* DIRECTIVE *
In the lines below, find how many contain the word "label" and report that figure alone.

* ENTRIES *
★ ★ ★

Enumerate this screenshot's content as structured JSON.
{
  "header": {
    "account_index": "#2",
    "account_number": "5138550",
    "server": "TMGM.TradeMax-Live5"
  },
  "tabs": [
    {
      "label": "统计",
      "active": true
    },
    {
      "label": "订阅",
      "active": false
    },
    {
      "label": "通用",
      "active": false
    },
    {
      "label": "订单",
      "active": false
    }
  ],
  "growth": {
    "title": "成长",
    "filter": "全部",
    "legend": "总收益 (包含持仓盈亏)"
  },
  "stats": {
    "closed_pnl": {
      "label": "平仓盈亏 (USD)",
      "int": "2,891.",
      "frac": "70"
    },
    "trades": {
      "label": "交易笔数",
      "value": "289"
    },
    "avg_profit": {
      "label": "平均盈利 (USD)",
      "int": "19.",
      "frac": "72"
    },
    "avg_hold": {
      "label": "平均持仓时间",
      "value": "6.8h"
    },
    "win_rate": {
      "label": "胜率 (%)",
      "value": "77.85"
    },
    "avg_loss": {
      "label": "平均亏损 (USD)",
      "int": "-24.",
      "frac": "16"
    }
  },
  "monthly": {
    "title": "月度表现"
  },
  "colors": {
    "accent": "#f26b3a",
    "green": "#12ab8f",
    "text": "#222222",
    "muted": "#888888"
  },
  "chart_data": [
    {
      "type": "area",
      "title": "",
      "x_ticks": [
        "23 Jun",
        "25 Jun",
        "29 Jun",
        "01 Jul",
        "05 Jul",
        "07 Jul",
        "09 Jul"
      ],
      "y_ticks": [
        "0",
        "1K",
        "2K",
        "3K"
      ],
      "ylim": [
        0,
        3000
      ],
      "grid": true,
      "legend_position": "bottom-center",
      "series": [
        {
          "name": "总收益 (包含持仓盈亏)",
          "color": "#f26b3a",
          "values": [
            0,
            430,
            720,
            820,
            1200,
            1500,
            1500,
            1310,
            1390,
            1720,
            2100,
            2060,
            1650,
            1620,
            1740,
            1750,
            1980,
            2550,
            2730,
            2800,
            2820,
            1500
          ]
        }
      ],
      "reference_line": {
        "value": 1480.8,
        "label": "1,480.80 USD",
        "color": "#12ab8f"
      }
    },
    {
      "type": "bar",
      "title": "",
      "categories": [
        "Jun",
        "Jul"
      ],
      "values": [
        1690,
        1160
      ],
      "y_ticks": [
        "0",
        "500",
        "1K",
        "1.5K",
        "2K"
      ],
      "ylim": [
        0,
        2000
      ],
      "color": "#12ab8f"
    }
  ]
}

★ ★ ★

* EXERCISE RESPONSE *
11